STATED EXERCISE
Consider the records below. How many of their lines include the word "Regressionsanalyse"? State the number and nothing else.

DATASET
===

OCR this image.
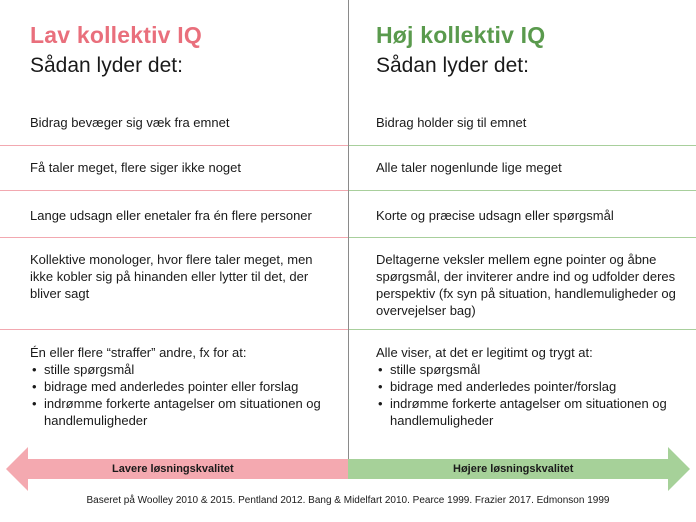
Lav kollektiv IQ
Sådan lyder det:
Bidrag bevæger sig væk fra emnet
Få taler meget, flere siger ikke noget
Lange udsagn eller enetaler fra én flere personer
Kollektive monologer, hvor flere taler meget, men ikke kobler sig på hinanden eller lytter til det, der bliver sagt
Én eller flere “straffer” andre, fx for at:
• stille spørgsmål
• bidrage med anderledes pointer eller forslag
• indrømme forkerte antagelser om situationen og handlemuligheder
Høj kollektiv IQ
Sådan lyder det:
Bidrag holder sig til emnet
Alle taler nogenlunde lige meget
Korte og præcise udsagn eller spørgsmål
Deltagerne veksler mellem egne pointer og åbne spørgsmål, der inviterer andre ind og udfolder deres perspektiv (fx syn på situation, handlemuligheder og overvejelser bag)
Alle viser, at det er legitimt og trygt at:
• stille spørgsmål
• bidrage med anderledes pointer/forslag
• indrømme forkerte antagelser om situationen og handlemuligheder
Lavere løsningskvalitet	Højere løsningskvalitet
Baseret på Woolley 2010 & 2015. Pentland 2012. Bang & Midelfart 2010. Pearce 1999. Frazier 2017. Edmonson 1999
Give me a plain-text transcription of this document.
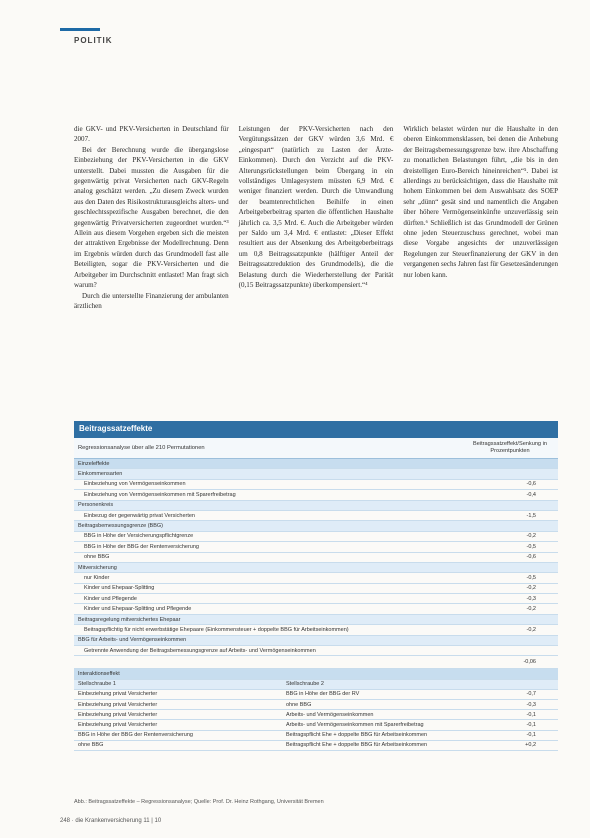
POLITIK

die GKV- und PKV-Versicherten in Deutschland für 2007.

Bei der Berechnung wurde die übergangslose Einbeziehung der PKV-Versicherten in die GKV unterstellt. Dabei mussten die Ausgaben für die gegenwärtig privat Versicherten nach GKV-Regeln analog geschätzt werden. „Zu diesem Zweck wurden aus den Daten des Risikostrukturausgleichs alters- und geschlechtsspezifische Ausgaben berechnet, die den gegenwärtig Privatversicherten zugeordnet wurden.“³ Allein aus diesem Vorgehen ergeben sich die meisten der attraktiven Ergebnisse der Modellrechnung. Denn im Ergebnis würden durch das Grundmodell fast alle Beteiligten, sogar die PKV-Versicherten und die Arbeitgeber im Durchschnitt entlastet! Man fragt sich warum?

Durch die unterstellte Finanzierung der ambulanten ärztlichen

Leistungen der PKV-Versicherten nach den Vergütungssätzen der GKV würden 3,6 Mrd. € „eingespart“ (natürlich zu Lasten der Ärzte-Einkommen). Durch den Verzicht auf die PKV-Alterungsrückstellungen beim Übergang in ein vollständiges Umlagesystem müssten 6,9 Mrd. € weniger finanziert werden. Durch die Umwandlung der beamtenrechtlichen Beihilfe in einen Arbeitgeberbeitrag sparten die öffentlichen Haushalte jährlich ca. 3,5 Mrd. €. Auch die Arbeitgeber würden per Saldo um 3,4 Mrd. € entlastet: „Dieser Effekt resultiert aus der Absenkung des Arbeitgeberbeitrags um 0,8 Beitragssatzpunkte (hälftiger Anteil der Beitragssatzreduktion des Grundmodells), die die Belastung durch die Wiederherstellung der Parität (0,15 Beitragssatzpunkte) überkompensiert.“⁴

Wirklich belastet würden nur die Haushalte in den oberen Einkommensklassen, bei denen die Anhebung der Beitragsbemessungsgrenze bzw. ihre Abschaffung zu monatlichen Belastungen führt, „die bis in den dreistelligen Euro-Bereich hineinreichen“⁵. Dabei ist allerdings zu berücksichtigen, dass die Haushalte mit hohem Einkommen bei dem Auswahlsatz des SOEP sehr „dünn“ gesät sind und namentlich die Angaben über höhere Vermögenseinkünfte unzuverlässig sein dürften.⁶ Schließlich ist das Grundmodell der Grünen ohne jeden Steuerzuschuss gerechnet, wobei man diese Vorgabe angesichts der unzuverlässigen Regelungen zur Steuerfinanzierung der GKV in den vergangenen sechs Jahren fast für Gesetzesänderungen nur loben kann.

Beitragssatzeffekte
Regressionsanalyse über alle 210 Permutationen
Beitragssatzeffekt/Senkung in Prozentpunkten
Einzeleffekte
Einkommensarten
Einbeziehung von Vermögenseinkommen	-0,6
Einbeziehung von Vermögenseinkommen mit Sparerfreibetrag	-0,4
Personenkreis
Einbezug der gegenwärtig privat Versicherten	-1,5
Beitragsbemessungsgrenze (BBG)
BBG in Höhe der Versicherungspflichtgrenze	-0,2
BBG in Höhe der BBG der Rentenversicherung	-0,5
ohne BBG	-0,6
Mitversicherung
nur Kinder	-0,5
Kinder und Ehepaar-Splitting	-0,2
Kinder und Pflegende	-0,3
Kinder und Ehepaar-Splitting und Pflegende	-0,2
Beitragsregelung mitversichertes Ehepaar
Beitragspflichtig für nicht erwerbstätige Ehepaare (Einkommensteuer + doppelte BBG für Arbeitseinkommen)	-0,2
BBG für Arbeits- und Vermögenseinkommen
Getrennte Anwendung der Beitragsbemessungsgrenze auf Arbeits- und Vermögenseinkommen
-0,06
Interaktionseffekt
Stellschraube 1	Stellschraube 2
Einbeziehung privat Versicherter	BBG in Höhe der BBG der RV	-0,7
Einbeziehung privat Versicherter	ohne BBG	-0,3
Einbeziehung privat Versicherter	Arbeits- und Vermögenseinkommen	-0,1
Einbeziehung privat Versicherter	Arbeits- und Vermögenseinkommen mit Sparerfreibetrag	-0,1
BBG in Höhe der BBG der Rentenversicherung	Beitragspflicht Ehe + doppelte BBG für Arbeitseinkommen	-0,1
ohne BBG	Beitragspflicht Ehe + doppelte BBG für Arbeitseinkommen	+0,2
Abb.: Beitragssatzeffekte – Regressionsanalyse; Quelle: Prof. Dr. Heinz Rothgang, Universität Bremen
248 · die Krankenversicherung 11 | 10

===

RIGHT ANSWER
2